(DIRECTIONS): Find the lines below that contain the string "болезни". Copy each one.

(RECORDS TO PROCESS):
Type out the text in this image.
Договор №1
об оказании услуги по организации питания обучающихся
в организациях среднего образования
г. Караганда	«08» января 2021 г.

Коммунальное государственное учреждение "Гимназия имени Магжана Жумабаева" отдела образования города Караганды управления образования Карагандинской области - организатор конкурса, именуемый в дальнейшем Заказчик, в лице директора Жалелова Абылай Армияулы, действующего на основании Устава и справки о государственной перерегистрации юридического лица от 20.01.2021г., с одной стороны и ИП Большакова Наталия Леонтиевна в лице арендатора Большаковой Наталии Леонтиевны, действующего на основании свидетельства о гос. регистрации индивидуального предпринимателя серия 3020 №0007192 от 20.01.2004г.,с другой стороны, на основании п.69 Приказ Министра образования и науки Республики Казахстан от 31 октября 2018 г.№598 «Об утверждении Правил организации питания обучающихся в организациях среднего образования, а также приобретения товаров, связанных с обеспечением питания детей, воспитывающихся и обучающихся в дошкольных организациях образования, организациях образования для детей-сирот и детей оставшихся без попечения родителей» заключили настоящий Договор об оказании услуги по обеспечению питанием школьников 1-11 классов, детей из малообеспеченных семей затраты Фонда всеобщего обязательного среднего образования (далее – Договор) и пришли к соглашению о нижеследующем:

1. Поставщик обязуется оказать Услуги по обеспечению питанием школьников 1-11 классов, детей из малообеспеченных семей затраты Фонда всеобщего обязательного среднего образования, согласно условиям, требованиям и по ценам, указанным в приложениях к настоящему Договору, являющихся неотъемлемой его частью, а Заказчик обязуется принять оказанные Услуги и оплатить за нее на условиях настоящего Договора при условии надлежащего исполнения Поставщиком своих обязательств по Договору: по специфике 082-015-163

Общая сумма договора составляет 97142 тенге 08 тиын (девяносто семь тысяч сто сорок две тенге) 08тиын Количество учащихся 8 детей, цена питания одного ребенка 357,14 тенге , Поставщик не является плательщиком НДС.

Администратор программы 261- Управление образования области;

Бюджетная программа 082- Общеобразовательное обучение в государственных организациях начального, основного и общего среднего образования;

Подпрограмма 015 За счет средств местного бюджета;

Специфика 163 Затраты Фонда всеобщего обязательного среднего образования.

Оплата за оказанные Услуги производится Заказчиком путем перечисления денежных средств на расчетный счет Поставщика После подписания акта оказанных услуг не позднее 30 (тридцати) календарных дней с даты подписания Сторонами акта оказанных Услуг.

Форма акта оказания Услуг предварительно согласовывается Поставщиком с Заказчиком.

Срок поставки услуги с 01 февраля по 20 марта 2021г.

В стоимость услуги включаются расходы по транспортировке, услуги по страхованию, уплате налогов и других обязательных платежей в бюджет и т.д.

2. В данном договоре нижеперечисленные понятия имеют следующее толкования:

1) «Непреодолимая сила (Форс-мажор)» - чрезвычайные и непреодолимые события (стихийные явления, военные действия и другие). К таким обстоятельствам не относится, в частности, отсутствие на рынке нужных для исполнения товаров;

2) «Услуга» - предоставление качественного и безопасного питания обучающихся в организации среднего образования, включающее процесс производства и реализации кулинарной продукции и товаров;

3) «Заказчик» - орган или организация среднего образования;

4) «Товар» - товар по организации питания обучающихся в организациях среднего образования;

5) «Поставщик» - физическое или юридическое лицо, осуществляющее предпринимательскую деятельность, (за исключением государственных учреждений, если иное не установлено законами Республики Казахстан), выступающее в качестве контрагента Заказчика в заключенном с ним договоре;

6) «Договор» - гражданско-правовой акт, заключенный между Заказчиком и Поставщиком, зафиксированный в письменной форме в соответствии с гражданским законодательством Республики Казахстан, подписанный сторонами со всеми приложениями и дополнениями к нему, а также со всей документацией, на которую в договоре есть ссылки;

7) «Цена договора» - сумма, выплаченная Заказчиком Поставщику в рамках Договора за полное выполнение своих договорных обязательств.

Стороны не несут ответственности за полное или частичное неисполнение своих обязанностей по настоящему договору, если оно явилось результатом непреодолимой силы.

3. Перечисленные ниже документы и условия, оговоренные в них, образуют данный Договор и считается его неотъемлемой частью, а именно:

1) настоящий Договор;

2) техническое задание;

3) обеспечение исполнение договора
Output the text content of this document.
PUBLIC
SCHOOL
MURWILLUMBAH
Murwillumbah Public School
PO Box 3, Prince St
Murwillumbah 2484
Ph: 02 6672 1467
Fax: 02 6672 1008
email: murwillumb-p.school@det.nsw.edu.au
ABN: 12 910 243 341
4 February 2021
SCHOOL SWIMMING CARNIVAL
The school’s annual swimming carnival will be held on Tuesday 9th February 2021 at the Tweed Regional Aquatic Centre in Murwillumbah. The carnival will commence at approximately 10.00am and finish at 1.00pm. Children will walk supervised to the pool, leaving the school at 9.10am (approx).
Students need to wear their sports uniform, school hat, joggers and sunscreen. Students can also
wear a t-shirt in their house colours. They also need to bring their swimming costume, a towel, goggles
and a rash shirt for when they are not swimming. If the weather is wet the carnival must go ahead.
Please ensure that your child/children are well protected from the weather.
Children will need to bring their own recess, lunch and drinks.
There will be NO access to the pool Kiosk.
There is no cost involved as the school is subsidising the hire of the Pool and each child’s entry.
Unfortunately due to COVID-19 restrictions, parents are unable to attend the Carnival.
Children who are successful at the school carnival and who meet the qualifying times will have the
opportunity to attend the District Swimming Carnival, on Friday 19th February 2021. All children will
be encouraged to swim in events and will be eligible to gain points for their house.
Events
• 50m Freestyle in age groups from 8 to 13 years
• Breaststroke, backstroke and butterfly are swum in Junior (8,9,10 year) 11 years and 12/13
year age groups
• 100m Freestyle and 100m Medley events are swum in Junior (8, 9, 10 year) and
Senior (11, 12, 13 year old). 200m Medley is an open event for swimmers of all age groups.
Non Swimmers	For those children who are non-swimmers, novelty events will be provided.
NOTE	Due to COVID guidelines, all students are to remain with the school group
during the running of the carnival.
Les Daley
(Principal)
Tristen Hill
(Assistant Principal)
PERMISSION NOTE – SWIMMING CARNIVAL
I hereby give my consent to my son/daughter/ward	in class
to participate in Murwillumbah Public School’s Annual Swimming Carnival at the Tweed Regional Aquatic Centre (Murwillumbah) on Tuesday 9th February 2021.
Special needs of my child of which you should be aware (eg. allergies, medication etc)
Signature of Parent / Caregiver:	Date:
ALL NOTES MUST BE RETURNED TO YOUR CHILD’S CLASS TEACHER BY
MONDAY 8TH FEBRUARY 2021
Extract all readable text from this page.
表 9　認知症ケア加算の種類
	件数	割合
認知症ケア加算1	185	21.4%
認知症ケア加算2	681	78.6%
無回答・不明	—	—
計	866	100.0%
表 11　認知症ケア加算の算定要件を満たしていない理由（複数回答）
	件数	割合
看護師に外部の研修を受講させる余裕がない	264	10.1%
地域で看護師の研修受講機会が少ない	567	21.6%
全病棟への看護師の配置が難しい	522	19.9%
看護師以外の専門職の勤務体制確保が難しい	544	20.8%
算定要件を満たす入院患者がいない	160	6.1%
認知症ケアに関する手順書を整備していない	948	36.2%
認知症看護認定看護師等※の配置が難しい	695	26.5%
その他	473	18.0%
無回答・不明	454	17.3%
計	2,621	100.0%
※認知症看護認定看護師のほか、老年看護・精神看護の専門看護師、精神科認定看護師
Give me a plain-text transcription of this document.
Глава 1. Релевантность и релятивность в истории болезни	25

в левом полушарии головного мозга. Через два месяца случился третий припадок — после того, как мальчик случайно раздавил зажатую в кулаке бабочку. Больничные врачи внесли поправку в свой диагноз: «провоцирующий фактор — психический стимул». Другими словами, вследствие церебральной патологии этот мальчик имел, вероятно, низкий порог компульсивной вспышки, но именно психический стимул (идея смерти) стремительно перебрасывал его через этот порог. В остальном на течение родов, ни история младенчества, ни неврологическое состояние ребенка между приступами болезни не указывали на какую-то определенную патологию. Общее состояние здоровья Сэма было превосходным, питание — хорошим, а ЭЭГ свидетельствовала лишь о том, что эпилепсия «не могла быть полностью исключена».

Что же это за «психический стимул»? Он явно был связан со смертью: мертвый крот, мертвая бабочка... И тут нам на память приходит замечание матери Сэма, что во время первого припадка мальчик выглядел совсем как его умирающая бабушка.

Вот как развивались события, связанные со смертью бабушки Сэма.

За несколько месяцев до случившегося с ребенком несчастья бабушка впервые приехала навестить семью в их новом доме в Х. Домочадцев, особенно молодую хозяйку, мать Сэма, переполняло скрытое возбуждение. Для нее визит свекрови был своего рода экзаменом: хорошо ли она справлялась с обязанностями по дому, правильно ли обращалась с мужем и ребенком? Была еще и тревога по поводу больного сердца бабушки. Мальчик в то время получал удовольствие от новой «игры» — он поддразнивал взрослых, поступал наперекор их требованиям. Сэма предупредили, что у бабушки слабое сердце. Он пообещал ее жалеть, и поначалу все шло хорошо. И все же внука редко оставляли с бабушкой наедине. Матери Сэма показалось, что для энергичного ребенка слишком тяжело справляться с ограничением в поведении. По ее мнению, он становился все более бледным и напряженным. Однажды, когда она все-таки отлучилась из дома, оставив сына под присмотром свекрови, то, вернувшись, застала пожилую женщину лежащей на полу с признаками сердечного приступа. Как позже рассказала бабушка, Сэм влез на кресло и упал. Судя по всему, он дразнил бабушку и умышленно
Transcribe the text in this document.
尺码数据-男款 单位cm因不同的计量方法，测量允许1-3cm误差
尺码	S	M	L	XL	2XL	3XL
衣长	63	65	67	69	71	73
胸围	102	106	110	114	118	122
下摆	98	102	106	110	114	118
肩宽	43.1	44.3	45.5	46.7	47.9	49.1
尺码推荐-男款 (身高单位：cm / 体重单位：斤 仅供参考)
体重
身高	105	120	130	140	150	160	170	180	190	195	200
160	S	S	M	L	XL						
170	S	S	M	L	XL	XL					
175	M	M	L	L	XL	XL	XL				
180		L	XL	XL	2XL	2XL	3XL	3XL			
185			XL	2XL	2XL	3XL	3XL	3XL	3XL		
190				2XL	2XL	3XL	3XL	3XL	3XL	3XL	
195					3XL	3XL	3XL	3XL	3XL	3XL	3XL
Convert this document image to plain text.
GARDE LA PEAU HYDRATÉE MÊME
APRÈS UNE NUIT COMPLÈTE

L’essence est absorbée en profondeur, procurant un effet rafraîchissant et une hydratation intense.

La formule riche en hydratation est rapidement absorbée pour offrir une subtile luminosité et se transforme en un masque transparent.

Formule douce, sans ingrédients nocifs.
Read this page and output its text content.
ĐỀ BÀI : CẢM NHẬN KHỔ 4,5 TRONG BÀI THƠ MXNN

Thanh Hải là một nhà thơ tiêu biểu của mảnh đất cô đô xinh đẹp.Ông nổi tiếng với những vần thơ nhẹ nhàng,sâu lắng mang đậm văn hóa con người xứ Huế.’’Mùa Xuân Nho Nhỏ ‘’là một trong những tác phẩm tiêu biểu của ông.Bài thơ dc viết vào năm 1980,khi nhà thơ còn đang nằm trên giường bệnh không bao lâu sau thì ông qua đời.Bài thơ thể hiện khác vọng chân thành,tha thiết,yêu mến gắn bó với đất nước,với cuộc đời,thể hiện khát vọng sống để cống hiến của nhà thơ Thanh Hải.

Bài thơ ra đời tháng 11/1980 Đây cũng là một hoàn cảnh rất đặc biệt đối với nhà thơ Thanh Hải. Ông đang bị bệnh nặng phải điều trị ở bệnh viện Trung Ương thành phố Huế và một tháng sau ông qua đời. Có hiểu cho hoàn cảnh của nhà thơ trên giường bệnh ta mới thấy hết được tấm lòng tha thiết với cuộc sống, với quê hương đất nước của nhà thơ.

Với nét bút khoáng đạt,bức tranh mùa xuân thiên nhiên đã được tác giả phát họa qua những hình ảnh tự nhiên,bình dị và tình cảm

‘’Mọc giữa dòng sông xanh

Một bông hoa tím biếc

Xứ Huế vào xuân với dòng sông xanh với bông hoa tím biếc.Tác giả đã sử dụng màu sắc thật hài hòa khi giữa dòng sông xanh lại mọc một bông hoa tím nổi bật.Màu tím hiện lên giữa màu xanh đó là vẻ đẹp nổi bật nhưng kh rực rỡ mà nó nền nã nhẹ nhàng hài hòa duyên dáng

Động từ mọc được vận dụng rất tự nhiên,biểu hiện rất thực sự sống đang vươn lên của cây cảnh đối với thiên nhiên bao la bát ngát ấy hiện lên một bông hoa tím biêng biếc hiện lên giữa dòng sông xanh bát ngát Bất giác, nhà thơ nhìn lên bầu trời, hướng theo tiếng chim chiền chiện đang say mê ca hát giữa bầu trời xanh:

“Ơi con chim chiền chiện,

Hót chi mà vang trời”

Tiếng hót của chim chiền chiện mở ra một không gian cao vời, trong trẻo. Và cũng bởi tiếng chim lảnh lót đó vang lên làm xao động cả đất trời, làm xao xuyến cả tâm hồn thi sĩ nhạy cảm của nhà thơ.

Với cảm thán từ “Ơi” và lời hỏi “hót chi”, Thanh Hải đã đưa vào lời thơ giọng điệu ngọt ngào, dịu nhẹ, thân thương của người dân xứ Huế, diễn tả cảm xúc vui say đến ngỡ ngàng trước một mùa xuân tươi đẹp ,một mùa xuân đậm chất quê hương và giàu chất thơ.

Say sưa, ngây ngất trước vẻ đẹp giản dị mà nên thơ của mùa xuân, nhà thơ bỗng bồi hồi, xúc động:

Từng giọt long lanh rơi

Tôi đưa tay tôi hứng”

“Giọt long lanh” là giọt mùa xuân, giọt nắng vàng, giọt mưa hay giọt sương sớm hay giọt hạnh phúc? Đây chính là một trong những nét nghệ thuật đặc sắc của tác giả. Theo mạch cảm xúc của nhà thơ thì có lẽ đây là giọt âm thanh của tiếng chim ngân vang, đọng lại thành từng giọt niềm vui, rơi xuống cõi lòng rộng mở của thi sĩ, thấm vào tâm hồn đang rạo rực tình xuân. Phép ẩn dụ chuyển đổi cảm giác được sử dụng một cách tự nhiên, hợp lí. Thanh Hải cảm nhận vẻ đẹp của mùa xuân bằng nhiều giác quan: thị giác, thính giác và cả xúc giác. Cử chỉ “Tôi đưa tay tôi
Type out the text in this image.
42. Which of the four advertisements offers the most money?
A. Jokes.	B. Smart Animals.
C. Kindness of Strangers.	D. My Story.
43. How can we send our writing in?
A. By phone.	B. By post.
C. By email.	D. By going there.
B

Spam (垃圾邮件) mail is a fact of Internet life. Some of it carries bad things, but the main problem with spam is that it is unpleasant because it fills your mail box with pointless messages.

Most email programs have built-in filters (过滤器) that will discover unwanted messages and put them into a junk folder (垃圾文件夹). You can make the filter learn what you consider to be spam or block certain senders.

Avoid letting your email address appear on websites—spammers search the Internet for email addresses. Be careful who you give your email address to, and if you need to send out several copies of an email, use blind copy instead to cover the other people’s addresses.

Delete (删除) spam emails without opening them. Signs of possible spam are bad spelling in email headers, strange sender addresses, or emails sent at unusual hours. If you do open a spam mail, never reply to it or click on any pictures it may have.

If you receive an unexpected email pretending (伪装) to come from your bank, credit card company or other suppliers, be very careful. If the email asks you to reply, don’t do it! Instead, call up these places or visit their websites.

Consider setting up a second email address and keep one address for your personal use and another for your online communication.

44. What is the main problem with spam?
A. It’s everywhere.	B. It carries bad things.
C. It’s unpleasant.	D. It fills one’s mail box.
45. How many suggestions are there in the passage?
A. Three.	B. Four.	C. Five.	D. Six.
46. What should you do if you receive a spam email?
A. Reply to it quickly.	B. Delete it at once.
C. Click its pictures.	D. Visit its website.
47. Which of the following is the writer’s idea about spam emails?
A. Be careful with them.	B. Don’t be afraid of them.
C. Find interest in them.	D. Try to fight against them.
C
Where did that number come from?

(RESPONSE):
Глава 1. Релевантность и релятивность в истории болезни	25
в левом полушарии головного мозга. Через два месяца случился третий припадок — после того, как мальчик случайно раздавил зажатую в кулаке бабочку. Больничные врачи внесли поправку в свой диагноз: «провоцирующий фактор — психический стимул». Другими словами, вследствие церебральной патологии этот мальчик имел, вероятно, низкий порог компульсивной вспышки, но именно психический стимул (идея смерти) стремительно перебрасывал его через этот порог. В остальном на течение родов, ни история младенчества, ни неврологическое состояние ребенка между приступами болезни не указывали на какую-то определенную патологию. Общее состояние здоровья Сэма было превосходным, питание — хорошим, а ЭЭГ свидетельствовала лишь о том, что эпилепсия «не могла быть полностью исключена».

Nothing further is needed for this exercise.